Will you quote all of the entries, word for word?

***** MATERIAL SHOWN

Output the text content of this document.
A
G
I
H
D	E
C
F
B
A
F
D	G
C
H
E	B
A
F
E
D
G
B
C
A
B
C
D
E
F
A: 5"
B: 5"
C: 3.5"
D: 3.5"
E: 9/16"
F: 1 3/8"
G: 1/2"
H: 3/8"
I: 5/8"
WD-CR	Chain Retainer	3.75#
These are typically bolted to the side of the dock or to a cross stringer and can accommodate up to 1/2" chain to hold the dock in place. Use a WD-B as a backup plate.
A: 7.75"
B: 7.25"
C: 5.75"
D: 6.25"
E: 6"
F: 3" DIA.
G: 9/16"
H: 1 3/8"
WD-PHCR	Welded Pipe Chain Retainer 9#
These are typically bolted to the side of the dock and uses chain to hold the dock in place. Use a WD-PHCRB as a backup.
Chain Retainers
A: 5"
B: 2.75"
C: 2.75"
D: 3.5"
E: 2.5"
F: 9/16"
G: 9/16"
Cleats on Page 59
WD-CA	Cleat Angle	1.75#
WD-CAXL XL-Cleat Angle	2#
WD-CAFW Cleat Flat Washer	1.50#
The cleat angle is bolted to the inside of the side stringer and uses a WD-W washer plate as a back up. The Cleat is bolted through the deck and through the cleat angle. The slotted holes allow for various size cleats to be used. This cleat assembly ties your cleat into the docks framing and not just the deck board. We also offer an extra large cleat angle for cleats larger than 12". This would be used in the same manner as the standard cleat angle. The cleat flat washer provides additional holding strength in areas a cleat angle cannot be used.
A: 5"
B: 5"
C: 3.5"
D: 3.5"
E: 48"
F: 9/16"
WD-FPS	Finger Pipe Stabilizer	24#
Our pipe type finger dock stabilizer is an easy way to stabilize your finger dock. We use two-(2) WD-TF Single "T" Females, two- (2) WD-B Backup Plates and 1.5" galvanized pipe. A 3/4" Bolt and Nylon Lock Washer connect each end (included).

**********

FULL ANSWER>
Output the text content of this document.
A
G
I
H
D	E
C
F
B
A
F
D	G
C
H
E	B
A
F
E
D
G
B
C
A
B
C
D
E
F
A: 5"
B: 5"
C: 3.5"
D: 3.5"
E: 9/16"
F: 1 3/8"
G: 1/2"
H: 3/8"
I: 5/8"
WD-CR	Chain Retainer	3.75#
These are typically bolted to the side of the dock or to a cross stringer and can accommodate up to 1/2" chain to hold the dock in place. Use a WD-B as a backup plate.
A: 7.75"
B: 7.25"
C: 5.75"
D: 6.25"
E: 6"
F: 3" DIA.
G: 9/16"
H: 1 3/8"
WD-PHCR	Welded Pipe Chain Retainer 9#
These are typically bolted to the side of the dock and uses chain to hold the dock in place. Use a WD-PHCRB as a backup.
Chain Retainers
A: 5"
B: 2.75"
C: 2.75"
D: 3.5"
E: 2.5"
F: 9/16"
G: 9/16"
Cleats on Page 59
WD-CA	Cleat Angle	1.75#
WD-CAXL XL-Cleat Angle	2#
WD-CAFW Cleat Flat Washer	1.50#
The cleat angle is bolted to the inside of the side stringer and uses a WD-W washer plate as a back up. The Cleat is bolted through the deck and through the cleat angle. The slotted holes allow for various size cleats to be used. This cleat assembly ties your cleat into the docks framing and not just the deck board. We also offer an extra large cleat angle for cleats larger than 12". This would be used in the same manner as the standard cleat angle. The cleat flat washer provides additional holding strength in areas a cleat angle cannot be used.
A: 5"
B: 5"
C: 3.5"
D: 3.5"
E: 48"
F: 9/16"
WD-FPS	Finger Pipe Stabilizer	24#
Our pipe type finger dock stabilizer is an easy way to stabilize your finger dock. We use two-(2) WD-TF Single "T" Females, two- (2) WD-B Backup Plates and 1.5" galvanized pipe. A 3/4" Bolt and Nylon Lock Washer connect each end (included).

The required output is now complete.